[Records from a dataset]

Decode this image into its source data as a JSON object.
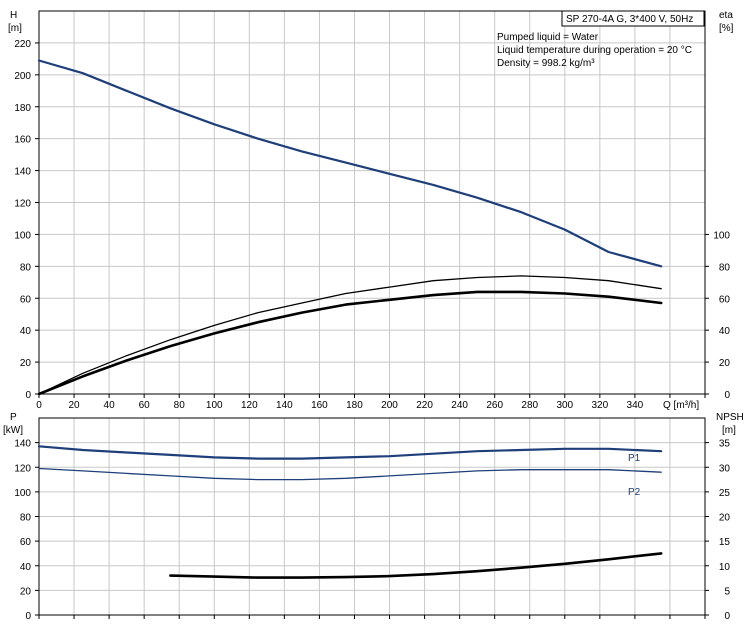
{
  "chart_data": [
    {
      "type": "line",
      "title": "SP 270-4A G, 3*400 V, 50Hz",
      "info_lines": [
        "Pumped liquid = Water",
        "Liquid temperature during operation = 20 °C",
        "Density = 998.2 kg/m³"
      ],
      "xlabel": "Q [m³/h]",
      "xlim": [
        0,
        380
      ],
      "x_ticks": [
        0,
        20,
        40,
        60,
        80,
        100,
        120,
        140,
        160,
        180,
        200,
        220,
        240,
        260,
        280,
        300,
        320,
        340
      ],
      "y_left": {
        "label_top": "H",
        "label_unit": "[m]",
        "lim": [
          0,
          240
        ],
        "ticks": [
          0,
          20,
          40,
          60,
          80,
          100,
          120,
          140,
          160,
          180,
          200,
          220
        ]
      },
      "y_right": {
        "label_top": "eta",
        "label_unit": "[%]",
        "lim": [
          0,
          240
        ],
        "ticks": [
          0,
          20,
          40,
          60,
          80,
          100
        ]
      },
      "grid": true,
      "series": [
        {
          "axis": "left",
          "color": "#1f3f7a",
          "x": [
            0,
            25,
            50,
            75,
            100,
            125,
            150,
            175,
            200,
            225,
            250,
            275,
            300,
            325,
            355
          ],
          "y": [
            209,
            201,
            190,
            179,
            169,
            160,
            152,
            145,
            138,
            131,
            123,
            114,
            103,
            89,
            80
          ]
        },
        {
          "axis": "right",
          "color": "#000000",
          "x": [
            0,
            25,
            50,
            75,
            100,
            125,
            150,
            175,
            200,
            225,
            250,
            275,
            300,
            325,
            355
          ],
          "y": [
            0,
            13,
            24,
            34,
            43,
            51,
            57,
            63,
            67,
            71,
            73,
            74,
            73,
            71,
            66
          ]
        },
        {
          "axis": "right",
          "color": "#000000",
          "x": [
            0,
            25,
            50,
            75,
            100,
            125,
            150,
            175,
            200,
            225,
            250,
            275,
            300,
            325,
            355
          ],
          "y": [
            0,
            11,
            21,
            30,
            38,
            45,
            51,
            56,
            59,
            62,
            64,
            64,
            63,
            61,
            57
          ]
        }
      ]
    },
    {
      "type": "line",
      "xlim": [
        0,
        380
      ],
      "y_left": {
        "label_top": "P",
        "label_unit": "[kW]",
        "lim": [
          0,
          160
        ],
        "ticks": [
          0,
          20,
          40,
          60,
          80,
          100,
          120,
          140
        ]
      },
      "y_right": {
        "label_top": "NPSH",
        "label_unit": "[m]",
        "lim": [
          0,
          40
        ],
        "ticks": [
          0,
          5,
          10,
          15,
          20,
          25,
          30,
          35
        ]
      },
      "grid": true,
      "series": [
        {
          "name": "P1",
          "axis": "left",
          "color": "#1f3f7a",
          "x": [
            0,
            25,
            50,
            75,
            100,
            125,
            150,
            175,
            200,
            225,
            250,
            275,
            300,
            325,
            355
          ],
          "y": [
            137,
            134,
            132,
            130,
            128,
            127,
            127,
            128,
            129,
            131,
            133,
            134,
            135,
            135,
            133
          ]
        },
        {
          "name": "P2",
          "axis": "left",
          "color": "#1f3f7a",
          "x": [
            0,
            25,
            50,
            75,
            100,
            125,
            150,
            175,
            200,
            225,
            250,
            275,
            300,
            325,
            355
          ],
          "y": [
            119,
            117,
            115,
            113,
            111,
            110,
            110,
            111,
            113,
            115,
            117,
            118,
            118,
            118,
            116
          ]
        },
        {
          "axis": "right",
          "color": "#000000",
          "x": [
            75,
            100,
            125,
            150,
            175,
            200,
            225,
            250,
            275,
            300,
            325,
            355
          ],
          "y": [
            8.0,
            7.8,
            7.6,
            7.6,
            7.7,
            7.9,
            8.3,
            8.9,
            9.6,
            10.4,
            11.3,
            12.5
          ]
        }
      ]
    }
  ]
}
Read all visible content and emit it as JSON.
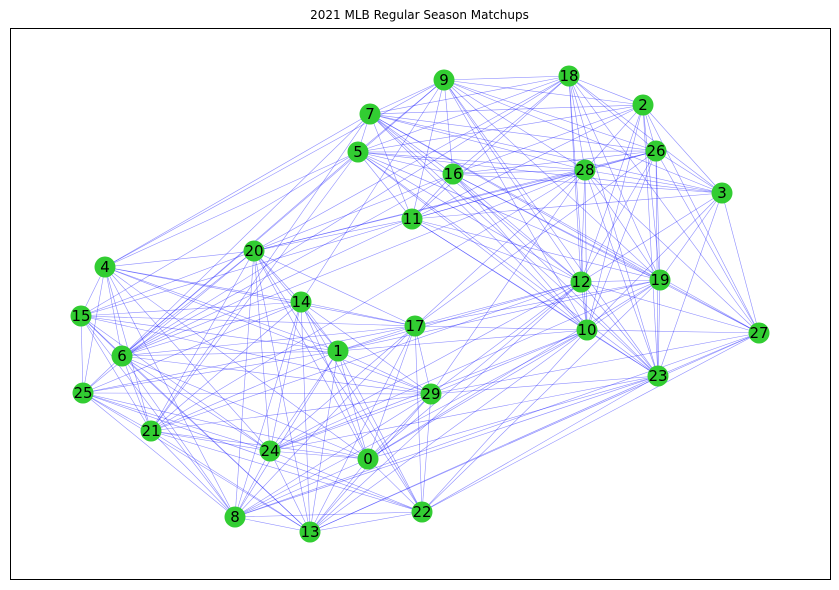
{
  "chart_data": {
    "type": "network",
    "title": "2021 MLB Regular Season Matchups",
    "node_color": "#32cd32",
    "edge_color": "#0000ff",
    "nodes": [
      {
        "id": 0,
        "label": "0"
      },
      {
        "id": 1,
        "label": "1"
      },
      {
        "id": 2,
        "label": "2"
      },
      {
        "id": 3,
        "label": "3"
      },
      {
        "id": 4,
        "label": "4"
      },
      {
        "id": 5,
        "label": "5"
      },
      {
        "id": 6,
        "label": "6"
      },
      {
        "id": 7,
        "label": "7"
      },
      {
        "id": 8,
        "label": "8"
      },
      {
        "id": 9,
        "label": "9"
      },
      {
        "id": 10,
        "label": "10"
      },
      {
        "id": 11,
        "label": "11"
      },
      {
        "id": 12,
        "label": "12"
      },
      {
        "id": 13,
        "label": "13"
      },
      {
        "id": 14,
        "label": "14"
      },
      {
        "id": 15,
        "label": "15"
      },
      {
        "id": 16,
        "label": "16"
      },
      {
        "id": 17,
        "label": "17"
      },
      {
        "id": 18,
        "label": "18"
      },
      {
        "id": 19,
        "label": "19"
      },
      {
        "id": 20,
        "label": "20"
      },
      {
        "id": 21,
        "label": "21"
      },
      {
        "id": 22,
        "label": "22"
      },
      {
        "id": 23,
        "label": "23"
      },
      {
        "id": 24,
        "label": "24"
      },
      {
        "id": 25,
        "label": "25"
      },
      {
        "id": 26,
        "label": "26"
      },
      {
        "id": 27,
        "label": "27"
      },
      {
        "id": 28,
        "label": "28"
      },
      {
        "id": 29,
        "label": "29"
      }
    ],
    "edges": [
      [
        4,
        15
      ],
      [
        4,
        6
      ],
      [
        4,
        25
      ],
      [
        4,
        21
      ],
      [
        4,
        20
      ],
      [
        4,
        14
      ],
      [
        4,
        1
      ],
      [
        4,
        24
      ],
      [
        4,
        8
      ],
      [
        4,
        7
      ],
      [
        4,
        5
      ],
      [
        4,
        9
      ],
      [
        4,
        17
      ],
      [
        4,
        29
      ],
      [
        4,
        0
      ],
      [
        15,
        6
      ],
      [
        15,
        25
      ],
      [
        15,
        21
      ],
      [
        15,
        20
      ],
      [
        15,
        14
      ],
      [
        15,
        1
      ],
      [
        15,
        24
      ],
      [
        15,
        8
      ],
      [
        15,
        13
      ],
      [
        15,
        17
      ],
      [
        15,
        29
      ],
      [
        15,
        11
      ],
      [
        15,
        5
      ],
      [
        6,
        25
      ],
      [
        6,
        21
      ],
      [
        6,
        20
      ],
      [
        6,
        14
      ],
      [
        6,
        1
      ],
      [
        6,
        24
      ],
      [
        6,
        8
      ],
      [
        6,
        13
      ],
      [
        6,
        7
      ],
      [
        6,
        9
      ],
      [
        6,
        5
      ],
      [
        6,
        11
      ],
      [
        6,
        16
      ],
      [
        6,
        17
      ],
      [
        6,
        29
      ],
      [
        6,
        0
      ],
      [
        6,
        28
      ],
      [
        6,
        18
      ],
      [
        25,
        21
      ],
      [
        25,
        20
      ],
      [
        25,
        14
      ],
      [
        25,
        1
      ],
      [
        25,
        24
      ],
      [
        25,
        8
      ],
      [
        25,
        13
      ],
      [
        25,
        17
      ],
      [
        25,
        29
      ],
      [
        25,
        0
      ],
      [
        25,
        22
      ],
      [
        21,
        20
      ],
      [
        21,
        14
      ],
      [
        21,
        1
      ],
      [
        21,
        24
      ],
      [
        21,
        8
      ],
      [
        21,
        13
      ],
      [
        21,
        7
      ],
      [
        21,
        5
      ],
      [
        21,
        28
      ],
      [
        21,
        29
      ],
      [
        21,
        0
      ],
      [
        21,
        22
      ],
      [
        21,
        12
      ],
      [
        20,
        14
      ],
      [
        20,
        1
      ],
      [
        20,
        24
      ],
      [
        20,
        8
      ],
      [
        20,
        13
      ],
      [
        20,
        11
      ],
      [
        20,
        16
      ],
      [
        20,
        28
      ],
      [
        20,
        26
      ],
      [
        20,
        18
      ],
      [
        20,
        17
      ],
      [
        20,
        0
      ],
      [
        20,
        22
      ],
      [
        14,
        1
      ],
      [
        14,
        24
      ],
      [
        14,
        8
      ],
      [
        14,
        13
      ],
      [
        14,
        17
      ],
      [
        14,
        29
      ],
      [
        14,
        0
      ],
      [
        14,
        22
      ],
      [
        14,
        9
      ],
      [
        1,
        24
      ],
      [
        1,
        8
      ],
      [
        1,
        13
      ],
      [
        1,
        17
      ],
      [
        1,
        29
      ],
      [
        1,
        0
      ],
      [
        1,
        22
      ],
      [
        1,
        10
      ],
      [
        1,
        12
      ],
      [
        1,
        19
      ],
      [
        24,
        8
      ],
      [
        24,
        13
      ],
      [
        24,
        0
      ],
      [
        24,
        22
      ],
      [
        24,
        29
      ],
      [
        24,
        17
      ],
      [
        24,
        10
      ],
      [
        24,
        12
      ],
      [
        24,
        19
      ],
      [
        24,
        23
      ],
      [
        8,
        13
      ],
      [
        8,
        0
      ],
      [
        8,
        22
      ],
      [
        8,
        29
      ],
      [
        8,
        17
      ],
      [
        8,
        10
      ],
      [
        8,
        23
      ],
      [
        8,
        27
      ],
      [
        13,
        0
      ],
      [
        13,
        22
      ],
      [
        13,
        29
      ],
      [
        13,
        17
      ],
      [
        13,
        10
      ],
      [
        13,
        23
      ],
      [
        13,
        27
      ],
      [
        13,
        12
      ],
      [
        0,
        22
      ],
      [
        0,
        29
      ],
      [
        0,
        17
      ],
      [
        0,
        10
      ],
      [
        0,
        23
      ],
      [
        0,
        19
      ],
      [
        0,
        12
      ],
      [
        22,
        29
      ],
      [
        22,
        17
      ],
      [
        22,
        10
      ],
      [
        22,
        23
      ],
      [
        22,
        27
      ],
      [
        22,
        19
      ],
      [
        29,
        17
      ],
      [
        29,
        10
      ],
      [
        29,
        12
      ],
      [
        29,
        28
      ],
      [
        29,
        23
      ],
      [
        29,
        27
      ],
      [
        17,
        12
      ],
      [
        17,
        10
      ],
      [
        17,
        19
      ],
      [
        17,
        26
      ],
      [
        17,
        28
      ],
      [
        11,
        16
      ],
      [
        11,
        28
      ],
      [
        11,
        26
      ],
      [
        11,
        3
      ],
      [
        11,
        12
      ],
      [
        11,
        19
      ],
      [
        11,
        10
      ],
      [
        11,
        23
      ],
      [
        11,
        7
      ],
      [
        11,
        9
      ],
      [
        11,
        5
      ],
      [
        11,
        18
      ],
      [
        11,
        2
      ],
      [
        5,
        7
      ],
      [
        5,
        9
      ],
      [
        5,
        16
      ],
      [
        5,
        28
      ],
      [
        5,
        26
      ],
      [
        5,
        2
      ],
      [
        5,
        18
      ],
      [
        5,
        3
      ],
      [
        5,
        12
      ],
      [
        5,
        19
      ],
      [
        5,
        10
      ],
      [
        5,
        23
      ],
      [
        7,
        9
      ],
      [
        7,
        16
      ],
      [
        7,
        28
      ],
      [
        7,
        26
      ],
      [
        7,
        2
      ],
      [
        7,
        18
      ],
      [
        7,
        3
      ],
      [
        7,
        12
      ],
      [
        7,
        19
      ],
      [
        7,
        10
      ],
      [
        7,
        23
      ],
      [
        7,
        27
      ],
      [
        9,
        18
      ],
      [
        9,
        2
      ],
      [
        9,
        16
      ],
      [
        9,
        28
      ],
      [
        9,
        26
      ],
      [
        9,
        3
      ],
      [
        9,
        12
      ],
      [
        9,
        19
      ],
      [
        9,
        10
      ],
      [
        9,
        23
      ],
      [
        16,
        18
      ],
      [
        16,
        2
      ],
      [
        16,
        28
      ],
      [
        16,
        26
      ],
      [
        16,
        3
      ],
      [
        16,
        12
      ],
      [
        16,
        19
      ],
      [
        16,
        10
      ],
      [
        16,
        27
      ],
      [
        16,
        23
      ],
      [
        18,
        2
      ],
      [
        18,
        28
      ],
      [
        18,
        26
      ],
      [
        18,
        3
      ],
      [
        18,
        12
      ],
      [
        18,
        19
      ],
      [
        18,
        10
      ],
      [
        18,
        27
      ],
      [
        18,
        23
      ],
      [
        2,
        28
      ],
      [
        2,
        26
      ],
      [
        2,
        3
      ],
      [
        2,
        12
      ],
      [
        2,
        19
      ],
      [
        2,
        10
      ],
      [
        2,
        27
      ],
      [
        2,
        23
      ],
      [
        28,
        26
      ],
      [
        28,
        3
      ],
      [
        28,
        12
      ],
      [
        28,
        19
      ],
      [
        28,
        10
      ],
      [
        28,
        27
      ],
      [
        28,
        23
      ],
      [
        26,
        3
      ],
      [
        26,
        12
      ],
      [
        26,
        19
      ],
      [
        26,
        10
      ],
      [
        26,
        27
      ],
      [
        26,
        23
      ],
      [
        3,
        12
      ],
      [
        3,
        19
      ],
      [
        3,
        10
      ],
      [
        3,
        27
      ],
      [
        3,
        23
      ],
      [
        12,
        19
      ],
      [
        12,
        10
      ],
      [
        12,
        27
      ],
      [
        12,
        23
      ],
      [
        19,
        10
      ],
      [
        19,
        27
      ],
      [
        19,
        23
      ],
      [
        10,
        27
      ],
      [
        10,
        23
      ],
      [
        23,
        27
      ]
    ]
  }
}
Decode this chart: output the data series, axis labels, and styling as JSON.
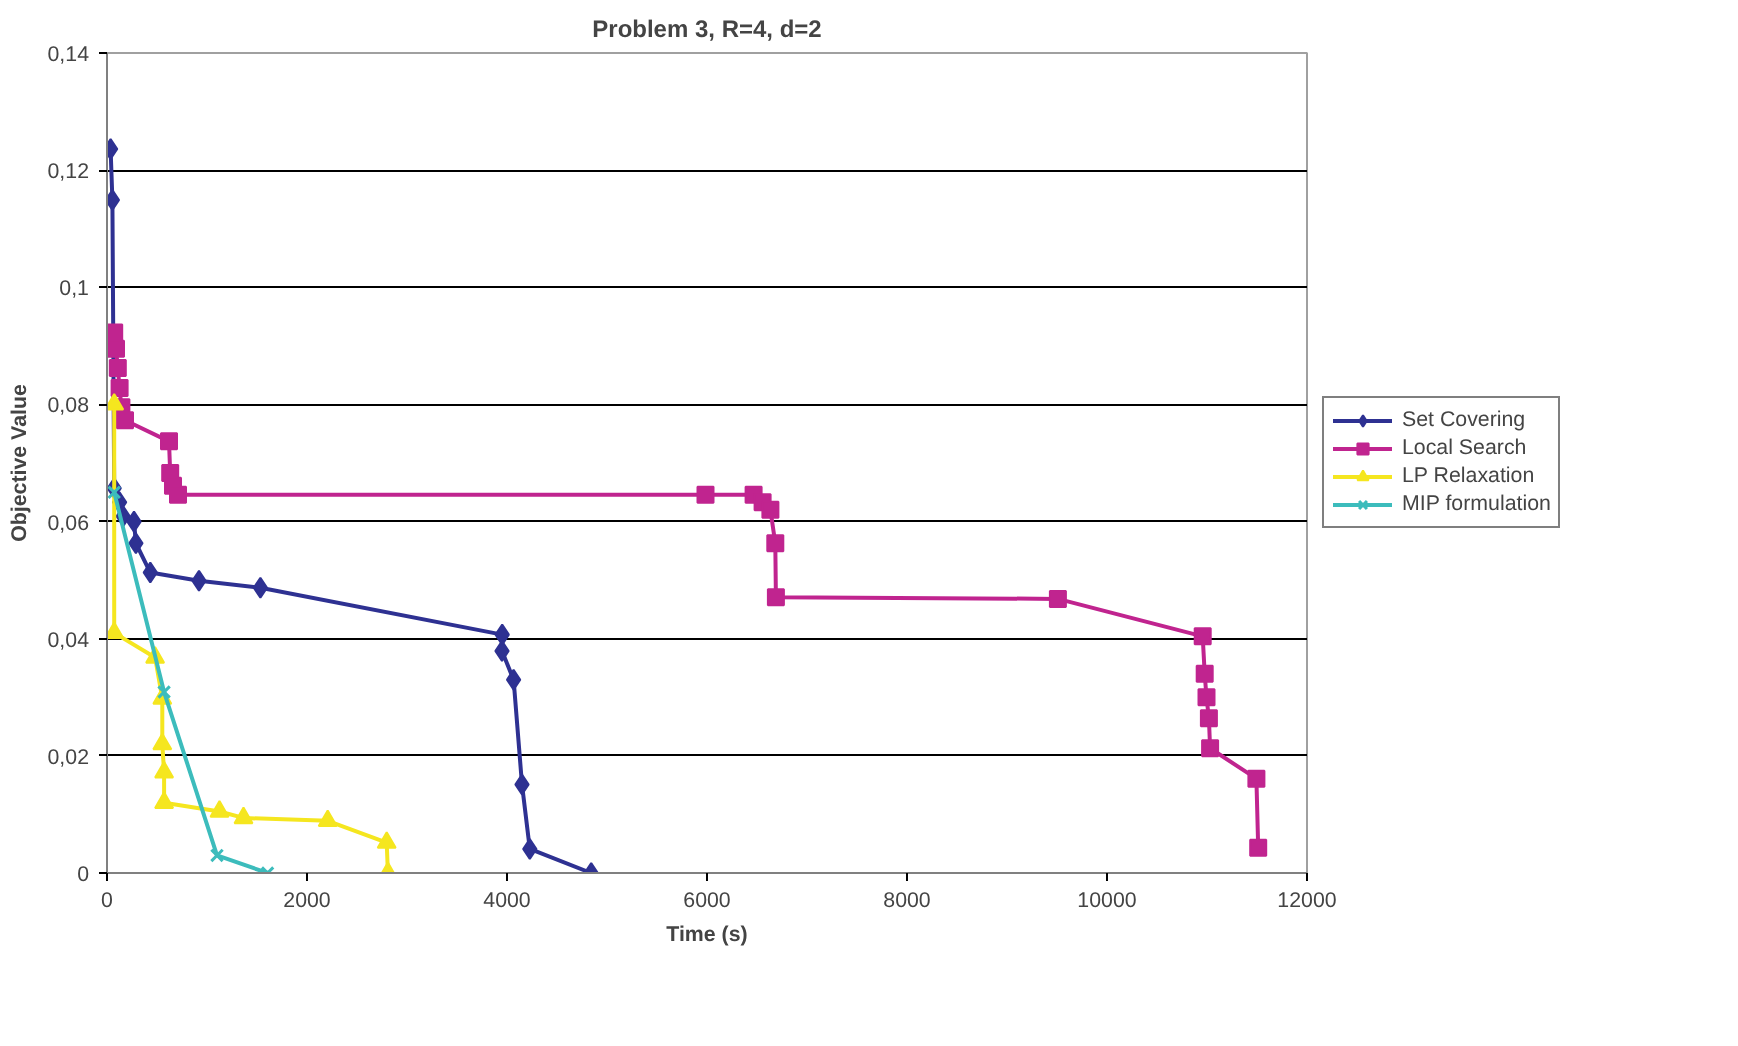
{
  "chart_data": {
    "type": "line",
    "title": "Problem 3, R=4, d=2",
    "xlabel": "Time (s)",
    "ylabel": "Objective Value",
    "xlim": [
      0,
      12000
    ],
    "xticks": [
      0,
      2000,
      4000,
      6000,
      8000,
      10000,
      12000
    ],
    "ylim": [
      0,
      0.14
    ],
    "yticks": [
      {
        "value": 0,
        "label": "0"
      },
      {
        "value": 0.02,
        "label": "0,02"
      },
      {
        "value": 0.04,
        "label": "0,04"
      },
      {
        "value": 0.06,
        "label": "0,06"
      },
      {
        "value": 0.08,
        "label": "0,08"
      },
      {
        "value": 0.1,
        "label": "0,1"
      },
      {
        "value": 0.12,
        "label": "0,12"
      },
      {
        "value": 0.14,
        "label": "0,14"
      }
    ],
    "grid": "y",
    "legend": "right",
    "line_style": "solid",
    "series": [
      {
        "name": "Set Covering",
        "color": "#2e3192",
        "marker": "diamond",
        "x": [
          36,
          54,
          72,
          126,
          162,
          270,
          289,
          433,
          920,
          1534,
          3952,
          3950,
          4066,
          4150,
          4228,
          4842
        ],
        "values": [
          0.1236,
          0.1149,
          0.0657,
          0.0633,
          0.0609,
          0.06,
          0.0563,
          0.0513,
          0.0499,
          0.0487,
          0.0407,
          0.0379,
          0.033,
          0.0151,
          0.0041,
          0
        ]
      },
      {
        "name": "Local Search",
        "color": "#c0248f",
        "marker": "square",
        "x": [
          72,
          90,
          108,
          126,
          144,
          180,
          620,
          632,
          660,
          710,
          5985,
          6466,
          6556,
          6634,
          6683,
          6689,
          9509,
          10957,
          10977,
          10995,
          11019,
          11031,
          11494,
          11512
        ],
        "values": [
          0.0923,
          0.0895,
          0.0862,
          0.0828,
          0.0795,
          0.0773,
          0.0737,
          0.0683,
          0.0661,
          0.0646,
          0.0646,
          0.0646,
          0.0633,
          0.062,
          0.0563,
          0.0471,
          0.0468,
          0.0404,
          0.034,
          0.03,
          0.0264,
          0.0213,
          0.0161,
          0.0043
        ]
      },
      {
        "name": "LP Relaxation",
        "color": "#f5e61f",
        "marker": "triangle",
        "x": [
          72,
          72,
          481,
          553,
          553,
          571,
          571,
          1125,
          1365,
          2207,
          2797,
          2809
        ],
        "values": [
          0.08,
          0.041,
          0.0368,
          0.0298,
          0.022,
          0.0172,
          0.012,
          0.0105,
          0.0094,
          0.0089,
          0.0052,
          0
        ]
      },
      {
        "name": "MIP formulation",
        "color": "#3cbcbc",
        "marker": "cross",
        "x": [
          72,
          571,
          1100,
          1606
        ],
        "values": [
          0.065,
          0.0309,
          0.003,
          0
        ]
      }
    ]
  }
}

| WORK TO COMPLETE |
Which lines above contain the word "title"? Copy each of them.

| WORKED SOLUTION |
      "title": "SP 270-4A G, 3*400 V, 50Hz",
    "title": "2021 MLB Regular Season Matchups",
    "title": "Problem 3, R=4, d=2",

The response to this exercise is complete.